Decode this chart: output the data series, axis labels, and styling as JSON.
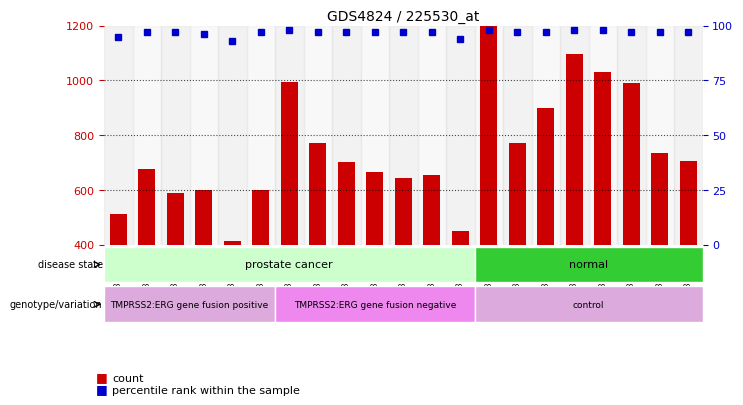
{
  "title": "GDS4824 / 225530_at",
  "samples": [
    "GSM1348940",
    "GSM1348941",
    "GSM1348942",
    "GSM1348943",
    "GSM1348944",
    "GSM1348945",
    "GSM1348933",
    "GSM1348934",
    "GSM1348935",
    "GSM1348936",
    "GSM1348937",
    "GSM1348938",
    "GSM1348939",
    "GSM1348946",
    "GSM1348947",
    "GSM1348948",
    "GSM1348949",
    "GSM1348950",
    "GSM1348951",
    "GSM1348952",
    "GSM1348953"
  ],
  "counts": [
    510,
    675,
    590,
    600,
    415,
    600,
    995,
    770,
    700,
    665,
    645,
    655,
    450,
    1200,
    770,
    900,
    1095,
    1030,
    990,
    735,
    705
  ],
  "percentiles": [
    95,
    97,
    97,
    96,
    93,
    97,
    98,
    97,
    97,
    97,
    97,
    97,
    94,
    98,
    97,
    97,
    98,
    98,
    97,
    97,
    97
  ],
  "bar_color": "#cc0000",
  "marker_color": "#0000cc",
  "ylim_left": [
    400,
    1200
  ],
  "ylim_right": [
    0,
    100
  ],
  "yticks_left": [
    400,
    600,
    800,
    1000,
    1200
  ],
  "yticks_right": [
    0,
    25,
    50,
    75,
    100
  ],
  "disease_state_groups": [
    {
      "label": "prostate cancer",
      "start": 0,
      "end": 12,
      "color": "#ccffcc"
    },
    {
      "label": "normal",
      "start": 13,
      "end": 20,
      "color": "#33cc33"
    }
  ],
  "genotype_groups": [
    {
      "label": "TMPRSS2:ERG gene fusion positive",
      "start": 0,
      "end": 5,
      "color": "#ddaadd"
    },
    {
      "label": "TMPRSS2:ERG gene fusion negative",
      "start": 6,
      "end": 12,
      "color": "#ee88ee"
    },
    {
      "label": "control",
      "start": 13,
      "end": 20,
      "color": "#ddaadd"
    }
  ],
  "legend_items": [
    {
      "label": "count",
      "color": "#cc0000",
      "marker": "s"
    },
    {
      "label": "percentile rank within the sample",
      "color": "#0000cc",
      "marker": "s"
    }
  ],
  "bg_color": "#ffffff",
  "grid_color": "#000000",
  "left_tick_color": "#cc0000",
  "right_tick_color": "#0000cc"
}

.....

◆ TASK TO COMPLETE:
A faithful copy of every record is required, with no pictures included.

◆ ANSWER SPACE:
Decode this chart: output the data series, axis labels, and styling as JSON.
{
  "title": "GDS4824 / 225530_at",
  "samples": [
    "GSM1348940",
    "GSM1348941",
    "GSM1348942",
    "GSM1348943",
    "GSM1348944",
    "GSM1348945",
    "GSM1348933",
    "GSM1348934",
    "GSM1348935",
    "GSM1348936",
    "GSM1348937",
    "GSM1348938",
    "GSM1348939",
    "GSM1348946",
    "GSM1348947",
    "GSM1348948",
    "GSM1348949",
    "GSM1348950",
    "GSM1348951",
    "GSM1348952",
    "GSM1348953"
  ],
  "counts": [
    510,
    675,
    590,
    600,
    415,
    600,
    995,
    770,
    700,
    665,
    645,
    655,
    450,
    1200,
    770,
    900,
    1095,
    1030,
    990,
    735,
    705
  ],
  "percentiles": [
    95,
    97,
    97,
    96,
    93,
    97,
    98,
    97,
    97,
    97,
    97,
    97,
    94,
    98,
    97,
    97,
    98,
    98,
    97,
    97,
    97
  ],
  "bar_color": "#cc0000",
  "marker_color": "#0000cc",
  "ylim_left": [
    400,
    1200
  ],
  "ylim_right": [
    0,
    100
  ],
  "yticks_left": [
    400,
    600,
    800,
    1000,
    1200
  ],
  "yticks_right": [
    0,
    25,
    50,
    75,
    100
  ],
  "disease_state_groups": [
    {
      "label": "prostate cancer",
      "start": 0,
      "end": 12,
      "color": "#ccffcc"
    },
    {
      "label": "normal",
      "start": 13,
      "end": 20,
      "color": "#33cc33"
    }
  ],
  "genotype_groups": [
    {
      "label": "TMPRSS2:ERG gene fusion positive",
      "start": 0,
      "end": 5,
      "color": "#ddaadd"
    },
    {
      "label": "TMPRSS2:ERG gene fusion negative",
      "start": 6,
      "end": 12,
      "color": "#ee88ee"
    },
    {
      "label": "control",
      "start": 13,
      "end": 20,
      "color": "#ddaadd"
    }
  ],
  "legend_items": [
    {
      "label": "count",
      "color": "#cc0000",
      "marker": "s"
    },
    {
      "label": "percentile rank within the sample",
      "color": "#0000cc",
      "marker": "s"
    }
  ],
  "bg_color": "#ffffff",
  "grid_color": "#000000",
  "left_tick_color": "#cc0000",
  "right_tick_color": "#0000cc"
}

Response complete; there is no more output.